THE TASK: Transcribe every line exactly. Leave the pictures behind.

— start of RECORDS SHOWN —

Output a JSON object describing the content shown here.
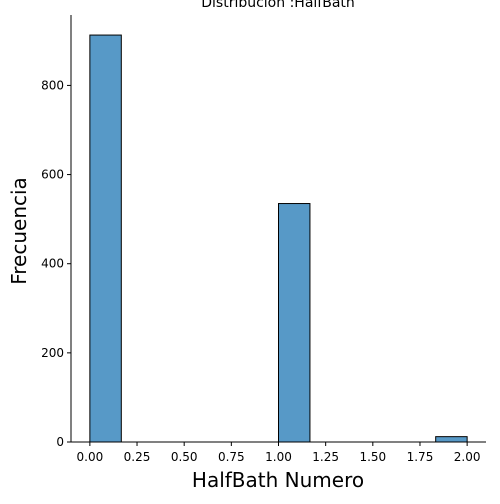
{
  "chart_data": {
    "type": "bar",
    "title": "Distribución :HalfBath",
    "xlabel": "HalfBath Numero",
    "ylabel": "Frecuencia",
    "bins": [
      {
        "start": 0.0,
        "end": 0.1667,
        "count": 913
      },
      {
        "start": 1.0,
        "end": 1.1667,
        "count": 535
      },
      {
        "start": 1.8333,
        "end": 2.0,
        "count": 12
      }
    ],
    "xlim": [
      -0.1,
      2.1
    ],
    "ylim": [
      0,
      958
    ],
    "xticks": [
      0.0,
      0.25,
      0.5,
      0.75,
      1.0,
      1.25,
      1.5,
      1.75,
      2.0
    ],
    "xtick_labels": [
      "0.00",
      "0.25",
      "0.50",
      "0.75",
      "1.00",
      "1.25",
      "1.50",
      "1.75",
      "2.00"
    ],
    "yticks": [
      0,
      200,
      400,
      600,
      800
    ],
    "ytick_labels": [
      "0",
      "200",
      "400",
      "600",
      "800"
    ],
    "grid": false,
    "bar_color": "#5799c7",
    "edge_color": "#000000"
  }
}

— end of RECORDS SHOWN —

TASK ANSWER:
Output a JSON object describing the content shown here.
{
  "chart_data": {
    "type": "bar",
    "title": "Distribución :HalfBath",
    "xlabel": "HalfBath Numero",
    "ylabel": "Frecuencia",
    "bins": [
      {
        "start": 0.0,
        "end": 0.1667,
        "count": 913
      },
      {
        "start": 1.0,
        "end": 1.1667,
        "count": 535
      },
      {
        "start": 1.8333,
        "end": 2.0,
        "count": 12
      }
    ],
    "xlim": [
      -0.1,
      2.1
    ],
    "ylim": [
      0,
      958
    ],
    "xticks": [
      0.0,
      0.25,
      0.5,
      0.75,
      1.0,
      1.25,
      1.5,
      1.75,
      2.0
    ],
    "xtick_labels": [
      "0.00",
      "0.25",
      "0.50",
      "0.75",
      "1.00",
      "1.25",
      "1.50",
      "1.75",
      "2.00"
    ],
    "yticks": [
      0,
      200,
      400,
      600,
      800
    ],
    "ytick_labels": [
      "0",
      "200",
      "400",
      "600",
      "800"
    ],
    "grid": false,
    "bar_color": "#5799c7",
    "edge_color": "#000000"
  }
}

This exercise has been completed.